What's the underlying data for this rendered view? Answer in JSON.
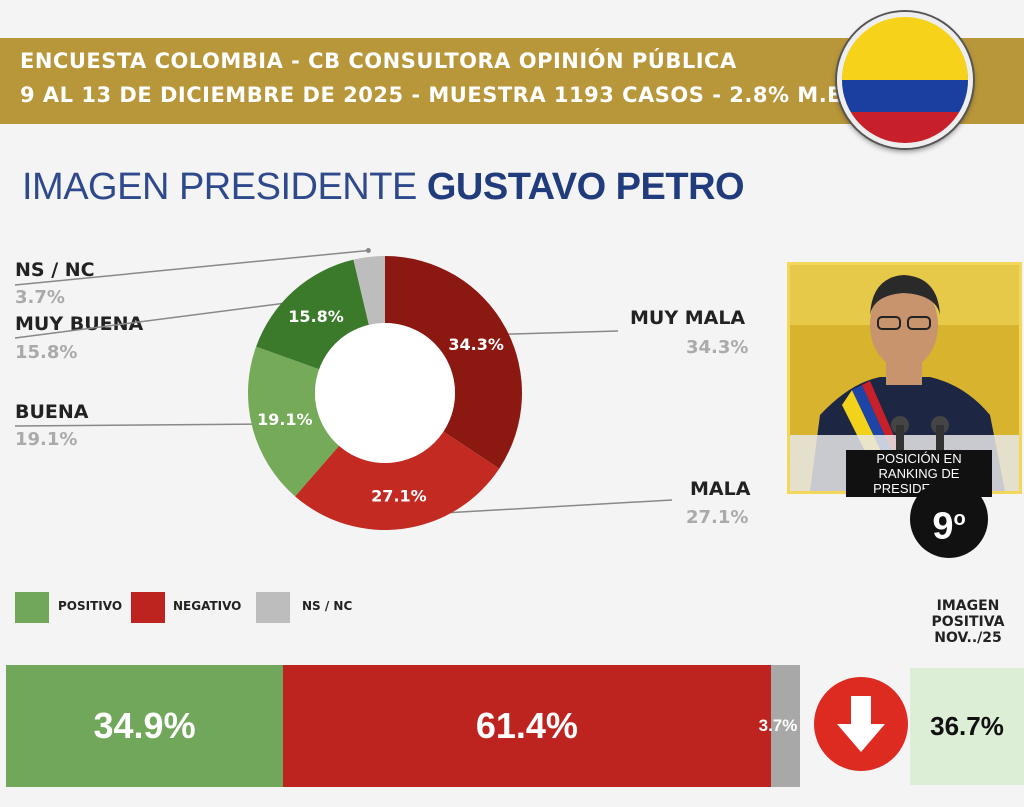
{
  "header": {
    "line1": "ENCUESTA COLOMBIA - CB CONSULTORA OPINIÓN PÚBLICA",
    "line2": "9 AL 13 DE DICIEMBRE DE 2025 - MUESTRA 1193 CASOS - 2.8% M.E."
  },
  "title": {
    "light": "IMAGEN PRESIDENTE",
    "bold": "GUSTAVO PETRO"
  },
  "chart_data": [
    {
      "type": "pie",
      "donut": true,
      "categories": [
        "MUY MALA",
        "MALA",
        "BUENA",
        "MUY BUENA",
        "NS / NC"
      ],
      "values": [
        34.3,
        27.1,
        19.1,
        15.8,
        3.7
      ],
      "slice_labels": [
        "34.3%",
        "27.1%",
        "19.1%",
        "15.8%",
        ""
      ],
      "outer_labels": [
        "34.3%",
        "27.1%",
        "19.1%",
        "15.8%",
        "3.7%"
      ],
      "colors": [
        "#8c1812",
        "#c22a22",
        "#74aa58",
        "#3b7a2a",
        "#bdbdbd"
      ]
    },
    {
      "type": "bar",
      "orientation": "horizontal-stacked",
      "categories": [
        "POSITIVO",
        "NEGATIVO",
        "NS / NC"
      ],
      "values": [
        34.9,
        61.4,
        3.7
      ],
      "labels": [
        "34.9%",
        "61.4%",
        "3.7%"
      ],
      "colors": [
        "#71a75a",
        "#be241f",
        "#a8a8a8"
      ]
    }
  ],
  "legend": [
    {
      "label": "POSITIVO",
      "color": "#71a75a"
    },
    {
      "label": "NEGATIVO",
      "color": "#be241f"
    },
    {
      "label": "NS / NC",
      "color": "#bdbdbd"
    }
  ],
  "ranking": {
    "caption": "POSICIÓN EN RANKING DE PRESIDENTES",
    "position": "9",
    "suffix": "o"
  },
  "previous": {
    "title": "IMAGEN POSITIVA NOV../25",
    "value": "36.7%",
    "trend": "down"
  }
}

* * *

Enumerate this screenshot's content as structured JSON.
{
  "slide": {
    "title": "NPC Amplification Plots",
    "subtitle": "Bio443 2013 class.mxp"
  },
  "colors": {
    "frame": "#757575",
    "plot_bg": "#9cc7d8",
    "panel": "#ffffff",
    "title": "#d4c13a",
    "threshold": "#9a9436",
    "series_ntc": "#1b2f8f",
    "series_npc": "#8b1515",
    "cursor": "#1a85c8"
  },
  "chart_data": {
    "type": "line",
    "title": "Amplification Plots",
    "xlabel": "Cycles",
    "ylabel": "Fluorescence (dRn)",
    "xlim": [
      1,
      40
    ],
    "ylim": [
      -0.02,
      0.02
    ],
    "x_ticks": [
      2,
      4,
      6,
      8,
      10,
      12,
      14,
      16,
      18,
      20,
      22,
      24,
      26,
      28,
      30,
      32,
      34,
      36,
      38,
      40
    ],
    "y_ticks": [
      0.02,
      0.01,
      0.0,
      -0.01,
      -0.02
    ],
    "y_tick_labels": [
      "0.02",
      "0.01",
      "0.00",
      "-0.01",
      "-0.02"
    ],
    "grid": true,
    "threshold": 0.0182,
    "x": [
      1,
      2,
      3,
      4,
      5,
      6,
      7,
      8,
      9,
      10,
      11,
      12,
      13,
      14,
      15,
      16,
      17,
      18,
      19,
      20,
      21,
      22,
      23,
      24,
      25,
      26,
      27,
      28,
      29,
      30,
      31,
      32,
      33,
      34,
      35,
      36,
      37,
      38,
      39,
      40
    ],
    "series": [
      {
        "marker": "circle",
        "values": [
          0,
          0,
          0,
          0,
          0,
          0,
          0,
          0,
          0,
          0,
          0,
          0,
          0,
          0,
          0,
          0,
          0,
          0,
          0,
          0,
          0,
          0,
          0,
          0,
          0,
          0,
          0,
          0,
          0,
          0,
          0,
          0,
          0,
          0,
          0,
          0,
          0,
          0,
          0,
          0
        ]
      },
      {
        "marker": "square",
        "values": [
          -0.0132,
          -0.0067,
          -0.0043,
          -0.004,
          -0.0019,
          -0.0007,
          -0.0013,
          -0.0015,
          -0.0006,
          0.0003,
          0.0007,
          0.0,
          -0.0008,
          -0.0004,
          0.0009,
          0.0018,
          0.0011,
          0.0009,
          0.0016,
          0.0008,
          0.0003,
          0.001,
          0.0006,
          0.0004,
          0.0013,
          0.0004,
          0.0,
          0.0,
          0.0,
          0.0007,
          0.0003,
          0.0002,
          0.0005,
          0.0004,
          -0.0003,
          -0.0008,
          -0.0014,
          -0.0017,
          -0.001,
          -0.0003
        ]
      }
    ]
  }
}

### [Task to complete]
Check the data for the word "Amplification" and pull out the lines that have it.

### [Solution for this exercise]
    "title": "NPC Amplification Plots",
    "title": "Amplification Plots",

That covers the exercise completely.